(Dataset records)

>> Start

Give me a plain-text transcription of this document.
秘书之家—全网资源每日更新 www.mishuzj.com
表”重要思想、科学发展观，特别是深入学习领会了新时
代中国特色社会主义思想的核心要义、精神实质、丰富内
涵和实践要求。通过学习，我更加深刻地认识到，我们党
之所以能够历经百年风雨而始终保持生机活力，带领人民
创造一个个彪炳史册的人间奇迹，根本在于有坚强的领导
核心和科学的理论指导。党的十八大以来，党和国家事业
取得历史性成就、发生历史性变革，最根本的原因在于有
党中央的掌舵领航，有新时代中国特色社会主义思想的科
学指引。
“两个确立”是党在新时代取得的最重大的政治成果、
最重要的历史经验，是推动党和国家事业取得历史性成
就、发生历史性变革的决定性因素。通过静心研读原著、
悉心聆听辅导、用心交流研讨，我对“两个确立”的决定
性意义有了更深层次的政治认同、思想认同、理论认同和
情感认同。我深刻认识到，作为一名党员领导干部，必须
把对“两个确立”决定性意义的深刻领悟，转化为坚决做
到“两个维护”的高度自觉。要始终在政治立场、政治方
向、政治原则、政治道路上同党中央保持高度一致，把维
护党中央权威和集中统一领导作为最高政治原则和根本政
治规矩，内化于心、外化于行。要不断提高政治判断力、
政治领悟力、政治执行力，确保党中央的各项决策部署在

>> End

• [What to do]: Copy all the lines, exactly.

• [Exercise solution]:
Give me a plain-text transcription of this document.
秘书之家—全网资源每日更新 www.mishuzj.com
表”重要思想、科学发展观，特别是深入学习领会了新时
代中国特色社会主义思想的核心要义、精神实质、丰富内
涵和实践要求。通过学习，我更加深刻地认识到，我们党
之所以能够历经百年风雨而始终保持生机活力，带领人民
创造一个个彪炳史册的人间奇迹，根本在于有坚强的领导
核心和科学的理论指导。党的十八大以来，党和国家事业
取得历史性成就、发生历史性变革，最根本的原因在于有
党中央的掌舵领航，有新时代中国特色社会主义思想的科
学指引。
“两个确立”是党在新时代取得的最重大的政治成果、
最重要的历史经验，是推动党和国家事业取得历史性成
就、发生历史性变革的决定性因素。通过静心研读原著、
悉心聆听辅导、用心交流研讨，我对“两个确立”的决定
性意义有了更深层次的政治认同、思想认同、理论认同和
情感认同。我深刻认识到，作为一名党员领导干部，必须
把对“两个确立”决定性意义的深刻领悟，转化为坚决做
到“两个维护”的高度自觉。要始终在政治立场、政治方
向、政治原则、政治道路上同党中央保持高度一致，把维
护党中央权威和集中统一领导作为最高政治原则和根本政
治规矩，内化于心、外化于行。要不断提高政治判断力、
政治领悟力、政治执行力，确保党中央的各项决策部署在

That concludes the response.